=== Exercise brief ===
Write out the listing beneath this instruction in its entirety, exactly as it reads.
[START]
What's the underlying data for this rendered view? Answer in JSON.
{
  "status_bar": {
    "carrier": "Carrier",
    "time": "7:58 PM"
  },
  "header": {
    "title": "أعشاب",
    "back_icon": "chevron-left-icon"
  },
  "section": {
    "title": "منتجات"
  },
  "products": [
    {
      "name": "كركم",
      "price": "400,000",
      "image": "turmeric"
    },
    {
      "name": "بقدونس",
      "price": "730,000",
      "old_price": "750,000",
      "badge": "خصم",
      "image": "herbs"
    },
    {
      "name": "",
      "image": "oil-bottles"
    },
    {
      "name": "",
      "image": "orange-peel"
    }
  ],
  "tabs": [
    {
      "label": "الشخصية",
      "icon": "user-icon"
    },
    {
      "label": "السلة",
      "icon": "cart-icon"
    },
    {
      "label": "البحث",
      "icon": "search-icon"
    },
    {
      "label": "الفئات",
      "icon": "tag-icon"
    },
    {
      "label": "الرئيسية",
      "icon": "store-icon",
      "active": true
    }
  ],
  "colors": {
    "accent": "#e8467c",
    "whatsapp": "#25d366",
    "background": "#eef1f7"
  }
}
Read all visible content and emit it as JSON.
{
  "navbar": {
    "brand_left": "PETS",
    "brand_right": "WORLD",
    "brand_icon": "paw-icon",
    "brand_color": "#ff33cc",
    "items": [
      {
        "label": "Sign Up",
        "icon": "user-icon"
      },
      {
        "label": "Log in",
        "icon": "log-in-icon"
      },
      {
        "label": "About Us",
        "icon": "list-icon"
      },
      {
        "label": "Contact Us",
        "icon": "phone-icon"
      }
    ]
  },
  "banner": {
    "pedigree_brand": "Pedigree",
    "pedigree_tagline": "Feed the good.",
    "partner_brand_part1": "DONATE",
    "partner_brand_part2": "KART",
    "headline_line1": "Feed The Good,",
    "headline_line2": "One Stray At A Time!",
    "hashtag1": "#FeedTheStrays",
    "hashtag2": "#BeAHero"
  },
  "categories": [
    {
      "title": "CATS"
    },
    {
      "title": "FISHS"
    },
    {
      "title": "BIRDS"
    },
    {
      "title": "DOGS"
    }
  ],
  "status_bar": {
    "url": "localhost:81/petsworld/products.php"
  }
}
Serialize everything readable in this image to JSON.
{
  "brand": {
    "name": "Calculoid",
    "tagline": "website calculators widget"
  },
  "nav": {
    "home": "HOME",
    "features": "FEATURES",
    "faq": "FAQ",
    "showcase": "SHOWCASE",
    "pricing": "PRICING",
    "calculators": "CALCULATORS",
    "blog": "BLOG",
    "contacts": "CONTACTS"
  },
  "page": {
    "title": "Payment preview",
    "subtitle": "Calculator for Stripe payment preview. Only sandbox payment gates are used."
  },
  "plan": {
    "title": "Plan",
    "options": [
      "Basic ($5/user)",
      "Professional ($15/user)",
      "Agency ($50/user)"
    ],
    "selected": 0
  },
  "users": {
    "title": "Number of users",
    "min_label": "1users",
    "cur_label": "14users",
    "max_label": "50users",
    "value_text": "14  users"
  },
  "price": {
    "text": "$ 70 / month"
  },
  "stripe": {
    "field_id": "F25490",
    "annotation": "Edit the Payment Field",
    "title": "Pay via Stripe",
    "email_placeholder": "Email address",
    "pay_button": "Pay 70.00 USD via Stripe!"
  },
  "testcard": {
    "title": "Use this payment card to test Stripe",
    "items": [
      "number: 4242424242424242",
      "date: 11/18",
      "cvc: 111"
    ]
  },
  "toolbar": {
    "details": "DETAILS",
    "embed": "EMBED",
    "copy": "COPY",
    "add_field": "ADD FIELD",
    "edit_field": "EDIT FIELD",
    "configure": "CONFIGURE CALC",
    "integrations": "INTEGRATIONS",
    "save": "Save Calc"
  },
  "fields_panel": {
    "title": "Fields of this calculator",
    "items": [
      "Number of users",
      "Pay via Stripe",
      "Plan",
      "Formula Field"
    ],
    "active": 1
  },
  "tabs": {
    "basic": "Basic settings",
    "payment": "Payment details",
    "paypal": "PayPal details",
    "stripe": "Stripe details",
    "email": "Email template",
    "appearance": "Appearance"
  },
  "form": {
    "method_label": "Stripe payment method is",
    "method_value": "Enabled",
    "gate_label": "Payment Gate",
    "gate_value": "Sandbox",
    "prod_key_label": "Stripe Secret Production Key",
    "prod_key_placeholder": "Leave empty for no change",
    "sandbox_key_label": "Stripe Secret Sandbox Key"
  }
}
[END]
=== Reply to the exercise ===
What's the underlying data for this rendered view? Answer in JSON.
{
  "status_bar": {
    "carrier": "Carrier",
    "time": "7:58 PM"
  },
  "header": {
    "title": "أعشاب",
    "back_icon": "chevron-left-icon"
  },
  "section": {
    "title": "منتجات"
  },
  "products": [
    {
      "name": "كركم",
      "price": "400,000",
      "image": "turmeric"
    },
    {
      "name": "بقدونس",
      "price": "730,000",
      "old_price": "750,000",
      "badge": "خصم",
      "image": "herbs"
    },
    {
      "name": "",
      "image": "oil-bottles"
    },
    {
      "name": "",
      "image": "orange-peel"
    }
  ],
  "tabs": [
    {
      "label": "الشخصية",
      "icon": "user-icon"
    },
    {
      "label": "السلة",
      "icon": "cart-icon"
    },
    {
      "label": "البحث",
      "icon": "search-icon"
    },
    {
      "label": "الفئات",
      "icon": "tag-icon"
    },
    {
      "label": "الرئيسية",
      "icon": "store-icon",
      "active": true
    }
  ],
  "colors": {
    "accent": "#e8467c",
    "whatsapp": "#25d366",
    "background": "#eef1f7"
  }
}
Read all visible content and emit it as JSON.
{
  "navbar": {
    "brand_left": "PETS",
    "brand_right": "WORLD",
    "brand_icon": "paw-icon",
    "brand_color": "#ff33cc",
    "items": [
      {
        "label": "Sign Up",
        "icon": "user-icon"
      },
      {
        "label": "Log in",
        "icon": "log-in-icon"
      },
      {
        "label": "About Us",
        "icon": "list-icon"
      },
      {
        "label": "Contact Us",
        "icon": "phone-icon"
      }
    ]
  },
  "banner": {
    "pedigree_brand": "Pedigree",
    "pedigree_tagline": "Feed the good.",
    "partner_brand_part1": "DONATE",
    "partner_brand_part2": "KART",
    "headline_line1": "Feed The Good,",
    "headline_line2": "One Stray At A Time!",
    "hashtag1": "#FeedTheStrays",
    "hashtag2": "#BeAHero"
  },
  "categories": [
    {
      "title": "CATS"
    },
    {
      "title": "FISHS"
    },
    {
      "title": "BIRDS"
    },
    {
      "title": "DOGS"
    }
  ],
  "status_bar": {
    "url": "localhost:81/petsworld/products.php"
  }
}
Serialize everything readable in this image to JSON.
{
  "brand": {
    "name": "Calculoid",
    "tagline": "website calculators widget"
  },
  "nav": {
    "home": "HOME",
    "features": "FEATURES",
    "faq": "FAQ",
    "showcase": "SHOWCASE",
    "pricing": "PRICING",
    "calculators": "CALCULATORS",
    "blog": "BLOG",
    "contacts": "CONTACTS"
  },
  "page": {
    "title": "Payment preview",
    "subtitle": "Calculator for Stripe payment preview. Only sandbox payment gates are used."
  },
  "plan": {
    "title": "Plan",
    "options": [
      "Basic ($5/user)",
      "Professional ($15/user)",
      "Agency ($50/user)"
    ],
    "selected": 0
  },
  "users": {
    "title": "Number of users",
    "min_label": "1users",
    "cur_label": "14users",
    "max_label": "50users",
    "value_text": "14  users"
  },
  "price": {
    "text": "$ 70 / month"
  },
  "stripe": {
    "field_id": "F25490",
    "annotation": "Edit the Payment Field",
    "title": "Pay via Stripe",
    "email_placeholder": "Email address",
    "pay_button": "Pay 70.00 USD via Stripe!"
  },
  "testcard": {
    "title": "Use this payment card to test Stripe",
    "items": [
      "number: 4242424242424242",
      "date: 11/18",
      "cvc: 111"
    ]
  },
  "toolbar": {
    "details": "DETAILS",
    "embed": "EMBED",
    "copy": "COPY",
    "add_field": "ADD FIELD",
    "edit_field": "EDIT FIELD",
    "configure": "CONFIGURE CALC",
    "integrations": "INTEGRATIONS",
    "save": "Save Calc"
  },
  "fields_panel": {
    "title": "Fields of this calculator",
    "items": [
      "Number of users",
      "Pay via Stripe",
      "Plan",
      "Formula Field"
    ],
    "active": 1
  },
  "tabs": {
    "basic": "Basic settings",
    "payment": "Payment details",
    "paypal": "PayPal details",
    "stripe": "Stripe details",
    "email": "Email template",
    "appearance": "Appearance"
  },
  "form": {
    "method_label": "Stripe payment method is",
    "method_value": "Enabled",
    "gate_label": "Payment Gate",
    "gate_value": "Sandbox",
    "prod_key_label": "Stripe Secret Production Key",
    "prod_key_placeholder": "Leave empty for no change",
    "sandbox_key_label": "Stripe Secret Sandbox Key"
  }
}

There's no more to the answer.